[Dataset excerpt]
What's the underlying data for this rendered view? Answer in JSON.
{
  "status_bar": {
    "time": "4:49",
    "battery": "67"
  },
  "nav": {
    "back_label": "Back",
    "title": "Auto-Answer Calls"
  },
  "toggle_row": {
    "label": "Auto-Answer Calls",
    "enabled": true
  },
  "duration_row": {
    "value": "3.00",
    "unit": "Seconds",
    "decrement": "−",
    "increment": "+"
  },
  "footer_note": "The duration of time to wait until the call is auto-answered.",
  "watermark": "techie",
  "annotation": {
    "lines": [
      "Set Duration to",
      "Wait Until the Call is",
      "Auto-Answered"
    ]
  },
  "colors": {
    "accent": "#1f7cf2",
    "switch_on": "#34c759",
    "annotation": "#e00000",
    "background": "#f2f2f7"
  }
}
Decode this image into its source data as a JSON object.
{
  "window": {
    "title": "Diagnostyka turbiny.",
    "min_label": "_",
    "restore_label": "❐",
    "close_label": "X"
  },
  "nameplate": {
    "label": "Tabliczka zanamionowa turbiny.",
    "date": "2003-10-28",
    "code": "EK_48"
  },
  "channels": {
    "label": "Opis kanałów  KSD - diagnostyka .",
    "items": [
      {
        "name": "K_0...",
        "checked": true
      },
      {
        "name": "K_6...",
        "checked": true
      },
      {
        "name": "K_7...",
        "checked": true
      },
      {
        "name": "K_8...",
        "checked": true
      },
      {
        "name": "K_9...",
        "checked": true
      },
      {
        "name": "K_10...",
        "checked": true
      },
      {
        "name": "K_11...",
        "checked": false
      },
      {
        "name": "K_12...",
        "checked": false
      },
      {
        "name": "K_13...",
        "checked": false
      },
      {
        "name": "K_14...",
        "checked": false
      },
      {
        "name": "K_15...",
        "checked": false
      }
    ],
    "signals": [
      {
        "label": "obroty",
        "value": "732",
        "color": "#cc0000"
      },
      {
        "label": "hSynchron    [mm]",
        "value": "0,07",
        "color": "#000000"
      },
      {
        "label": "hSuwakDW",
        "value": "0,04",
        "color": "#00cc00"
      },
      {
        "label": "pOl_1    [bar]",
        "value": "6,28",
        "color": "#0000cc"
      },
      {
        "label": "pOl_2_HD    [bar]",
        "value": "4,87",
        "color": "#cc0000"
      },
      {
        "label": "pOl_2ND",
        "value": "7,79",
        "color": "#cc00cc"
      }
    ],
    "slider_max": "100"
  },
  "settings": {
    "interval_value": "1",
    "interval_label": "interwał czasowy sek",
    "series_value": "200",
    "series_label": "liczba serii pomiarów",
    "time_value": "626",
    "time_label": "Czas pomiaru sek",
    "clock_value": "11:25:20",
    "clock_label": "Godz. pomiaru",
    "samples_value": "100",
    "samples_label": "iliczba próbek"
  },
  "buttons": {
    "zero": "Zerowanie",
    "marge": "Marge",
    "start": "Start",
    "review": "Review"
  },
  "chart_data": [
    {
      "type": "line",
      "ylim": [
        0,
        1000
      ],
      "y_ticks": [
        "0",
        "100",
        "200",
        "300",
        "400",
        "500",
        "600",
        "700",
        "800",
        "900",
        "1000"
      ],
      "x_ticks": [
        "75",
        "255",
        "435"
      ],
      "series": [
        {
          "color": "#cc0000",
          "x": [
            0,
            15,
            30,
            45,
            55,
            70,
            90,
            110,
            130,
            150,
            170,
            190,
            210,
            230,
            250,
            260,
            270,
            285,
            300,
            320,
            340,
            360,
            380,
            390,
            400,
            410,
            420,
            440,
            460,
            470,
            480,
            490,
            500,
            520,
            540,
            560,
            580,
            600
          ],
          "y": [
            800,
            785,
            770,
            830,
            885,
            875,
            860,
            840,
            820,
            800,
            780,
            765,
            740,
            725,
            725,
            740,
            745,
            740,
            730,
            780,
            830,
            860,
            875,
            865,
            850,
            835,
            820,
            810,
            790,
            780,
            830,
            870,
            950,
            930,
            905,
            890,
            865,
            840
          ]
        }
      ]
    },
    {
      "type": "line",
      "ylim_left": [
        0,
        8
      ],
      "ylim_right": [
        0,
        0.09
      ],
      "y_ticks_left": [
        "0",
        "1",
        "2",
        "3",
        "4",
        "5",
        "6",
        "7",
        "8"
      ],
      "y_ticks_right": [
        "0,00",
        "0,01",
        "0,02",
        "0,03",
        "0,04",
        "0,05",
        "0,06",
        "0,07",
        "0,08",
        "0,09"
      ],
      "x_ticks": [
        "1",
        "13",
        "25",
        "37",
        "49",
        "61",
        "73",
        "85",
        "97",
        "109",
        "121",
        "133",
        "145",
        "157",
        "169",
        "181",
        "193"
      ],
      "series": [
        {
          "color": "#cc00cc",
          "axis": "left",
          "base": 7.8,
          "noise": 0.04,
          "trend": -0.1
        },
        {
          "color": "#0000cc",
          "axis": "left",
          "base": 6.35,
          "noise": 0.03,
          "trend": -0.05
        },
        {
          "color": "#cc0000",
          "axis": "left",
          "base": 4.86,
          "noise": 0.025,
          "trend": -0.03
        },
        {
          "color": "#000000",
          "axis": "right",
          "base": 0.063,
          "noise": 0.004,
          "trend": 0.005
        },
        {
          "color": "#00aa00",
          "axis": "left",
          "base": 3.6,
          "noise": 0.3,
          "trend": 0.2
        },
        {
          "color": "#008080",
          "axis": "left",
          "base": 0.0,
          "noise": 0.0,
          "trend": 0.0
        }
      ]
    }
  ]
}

Objective:
Make an exact copy of every entry.

Expected output:
What's the underlying data for this rendered view? Answer in JSON.
{
  "status_bar": {
    "time": "4:49",
    "battery": "67"
  },
  "nav": {
    "back_label": "Back",
    "title": "Auto-Answer Calls"
  },
  "toggle_row": {
    "label": "Auto-Answer Calls",
    "enabled": true
  },
  "duration_row": {
    "value": "3.00",
    "unit": "Seconds",
    "decrement": "−",
    "increment": "+"
  },
  "footer_note": "The duration of time to wait until the call is auto-answered.",
  "watermark": "techie",
  "annotation": {
    "lines": [
      "Set Duration to",
      "Wait Until the Call is",
      "Auto-Answered"
    ]
  },
  "colors": {
    "accent": "#1f7cf2",
    "switch_on": "#34c759",
    "annotation": "#e00000",
    "background": "#f2f2f7"
  }
}
Decode this image into its source data as a JSON object.
{
  "window": {
    "title": "Diagnostyka turbiny.",
    "min_label": "_",
    "restore_label": "❐",
    "close_label": "X"
  },
  "nameplate": {
    "label": "Tabliczka zanamionowa turbiny.",
    "date": "2003-10-28",
    "code": "EK_48"
  },
  "channels": {
    "label": "Opis kanałów  KSD - diagnostyka .",
    "items": [
      {
        "name": "K_0...",
        "checked": true
      },
      {
        "name": "K_6...",
        "checked": true
      },
      {
        "name": "K_7...",
        "checked": true
      },
      {
        "name": "K_8...",
        "checked": true
      },
      {
        "name": "K_9...",
        "checked": true
      },
      {
        "name": "K_10...",
        "checked": true
      },
      {
        "name": "K_11...",
        "checked": false
      },
      {
        "name": "K_12...",
        "checked": false
      },
      {
        "name": "K_13...",
        "checked": false
      },
      {
        "name": "K_14...",
        "checked": false
      },
      {
        "name": "K_15...",
        "checked": false
      }
    ],
    "signals": [
      {
        "label": "obroty",
        "value": "732",
        "color": "#cc0000"
      },
      {
        "label": "hSynchron    [mm]",
        "value": "0,07",
        "color": "#000000"
      },
      {
        "label": "hSuwakDW",
        "value": "0,04",
        "color": "#00cc00"
      },
      {
        "label": "pOl_1    [bar]",
        "value": "6,28",
        "color": "#0000cc"
      },
      {
        "label": "pOl_2_HD    [bar]",
        "value": "4,87",
        "color": "#cc0000"
      },
      {
        "label": "pOl_2ND",
        "value": "7,79",
        "color": "#cc00cc"
      }
    ],
    "slider_max": "100"
  },
  "settings": {
    "interval_value": "1",
    "interval_label": "interwał czasowy sek",
    "series_value": "200",
    "series_label": "liczba serii pomiarów",
    "time_value": "626",
    "time_label": "Czas pomiaru sek",
    "clock_value": "11:25:20",
    "clock_label": "Godz. pomiaru",
    "samples_value": "100",
    "samples_label": "iliczba próbek"
  },
  "buttons": {
    "zero": "Zerowanie",
    "marge": "Marge",
    "start": "Start",
    "review": "Review"
  },
  "chart_data": [
    {
      "type": "line",
      "ylim": [
        0,
        1000
      ],
      "y_ticks": [
        "0",
        "100",
        "200",
        "300",
        "400",
        "500",
        "600",
        "700",
        "800",
        "900",
        "1000"
      ],
      "x_ticks": [
        "75",
        "255",
        "435"
      ],
      "series": [
        {
          "color": "#cc0000",
          "x": [
            0,
            15,
            30,
            45,
            55,
            70,
            90,
            110,
            130,
            150,
            170,
            190,
            210,
            230,
            250,
            260,
            270,
            285,
            300,
            320,
            340,
            360,
            380,
            390,
            400,
            410,
            420,
            440,
            460,
            470,
            480,
            490,
            500,
            520,
            540,
            560,
            580,
            600
          ],
          "y": [
            800,
            785,
            770,
            830,
            885,
            875,
            860,
            840,
            820,
            800,
            780,
            765,
            740,
            725,
            725,
            740,
            745,
            740,
            730,
            780,
            830,
            860,
            875,
            865,
            850,
            835,
            820,
            810,
            790,
            780,
            830,
            870,
            950,
            930,
            905,
            890,
            865,
            840
          ]
        }
      ]
    },
    {
      "type": "line",
      "ylim_left": [
        0,
        8
      ],
      "ylim_right": [
        0,
        0.09
      ],
      "y_ticks_left": [
        "0",
        "1",
        "2",
        "3",
        "4",
        "5",
        "6",
        "7",
        "8"
      ],
      "y_ticks_right": [
        "0,00",
        "0,01",
        "0,02",
        "0,03",
        "0,04",
        "0,05",
        "0,06",
        "0,07",
        "0,08",
        "0,09"
      ],
      "x_ticks": [
        "1",
        "13",
        "25",
        "37",
        "49",
        "61",
        "73",
        "85",
        "97",
        "109",
        "121",
        "133",
        "145",
        "157",
        "169",
        "181",
        "193"
      ],
      "series": [
        {
          "color": "#cc00cc",
          "axis": "left",
          "base": 7.8,
          "noise": 0.04,
          "trend": -0.1
        },
        {
          "color": "#0000cc",
          "axis": "left",
          "base": 6.35,
          "noise": 0.03,
          "trend": -0.05
        },
        {
          "color": "#cc0000",
          "axis": "left",
          "base": 4.86,
          "noise": 0.025,
          "trend": -0.03
        },
        {
          "color": "#000000",
          "axis": "right",
          "base": 0.063,
          "noise": 0.004,
          "trend": 0.005
        },
        {
          "color": "#00aa00",
          "axis": "left",
          "base": 3.6,
          "noise": 0.3,
          "trend": 0.2
        },
        {
          "color": "#008080",
          "axis": "left",
          "base": 0.0,
          "noise": 0.0,
          "trend": 0.0
        }
      ]
    }
  ]
}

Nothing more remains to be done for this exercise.